### Problem requirements
Gather every line below where "section" appears.

┄┄┄┄┄┄┄┄┄┄┄┄┄┄┄┄┄┄┄┄

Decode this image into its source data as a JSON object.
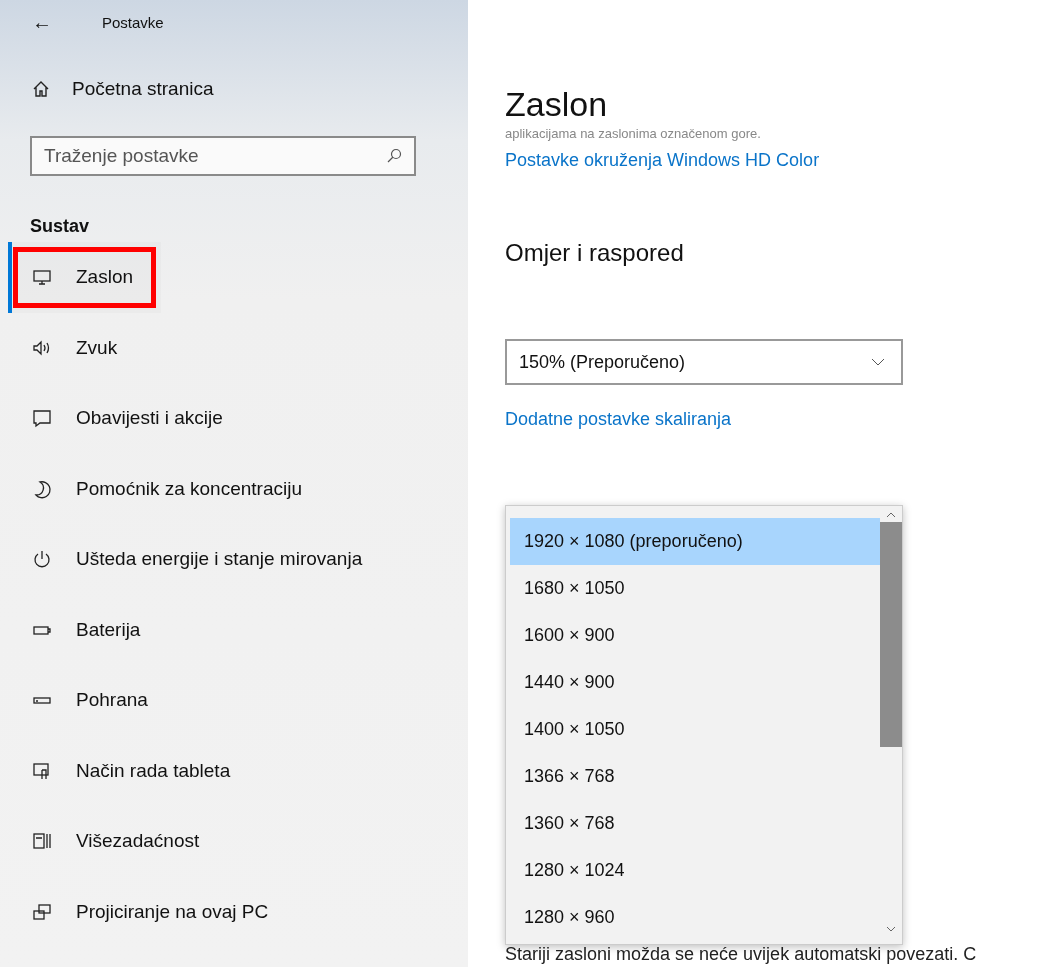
{
  "header": {
    "back": "←",
    "title": "Postavke"
  },
  "sidebar": {
    "home": "Početna stranica",
    "search": {
      "placeholder": "Traženje postavke"
    },
    "section": "Sustav",
    "items": [
      {
        "label": "Zaslon",
        "selected": true,
        "annotated": true
      },
      {
        "label": "Zvuk",
        "selected": false,
        "annotated": false
      },
      {
        "label": "Obavijesti i akcije",
        "selected": false,
        "annotated": false
      },
      {
        "label": "Pomoćnik za koncentraciju",
        "selected": false,
        "annotated": false
      },
      {
        "label": "Ušteda energije i stanje mirovanja",
        "selected": false,
        "annotated": false
      },
      {
        "label": "Baterija",
        "selected": false,
        "annotated": false
      },
      {
        "label": "Pohrana",
        "selected": false,
        "annotated": false
      },
      {
        "label": "Način rada tableta",
        "selected": false,
        "annotated": false
      },
      {
        "label": "Višezadaćnost",
        "selected": false,
        "annotated": false
      },
      {
        "label": "Projiciranje na ovaj PC",
        "selected": false,
        "annotated": false
      }
    ]
  },
  "main": {
    "title": "Zaslon",
    "cut_text": "aplikacijama na zaslonima označenom gore.",
    "hd_link": "Postavke okruženja Windows HD Color",
    "section": "Omjer i raspored",
    "scale_dropdown": {
      "value": "150% (Preporučeno)"
    },
    "scale_link": "Dodatne postavke skaliranja",
    "resolution_list": [
      {
        "label": "1920 × 1080 (preporučeno)",
        "selected": true
      },
      {
        "label": "1680 × 1050",
        "selected": false
      },
      {
        "label": "1600 × 900",
        "selected": false
      },
      {
        "label": "1440 × 900",
        "selected": false
      },
      {
        "label": "1400 × 1050",
        "selected": false
      },
      {
        "label": "1366 × 768",
        "selected": false
      },
      {
        "label": "1360 × 768",
        "selected": false
      },
      {
        "label": "1280 × 1024",
        "selected": false
      },
      {
        "label": "1280 × 960",
        "selected": false
      }
    ],
    "bottom_text": "Stariji zasloni možda se neće uvijek automatski povezati. C"
  }
}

┄┄┄┄┄┄┄┄┄┄┄┄┄┄┄┄┄┄┄┄

### Written response
    "section": "Sustav",
    "section": "Omjer i raspored",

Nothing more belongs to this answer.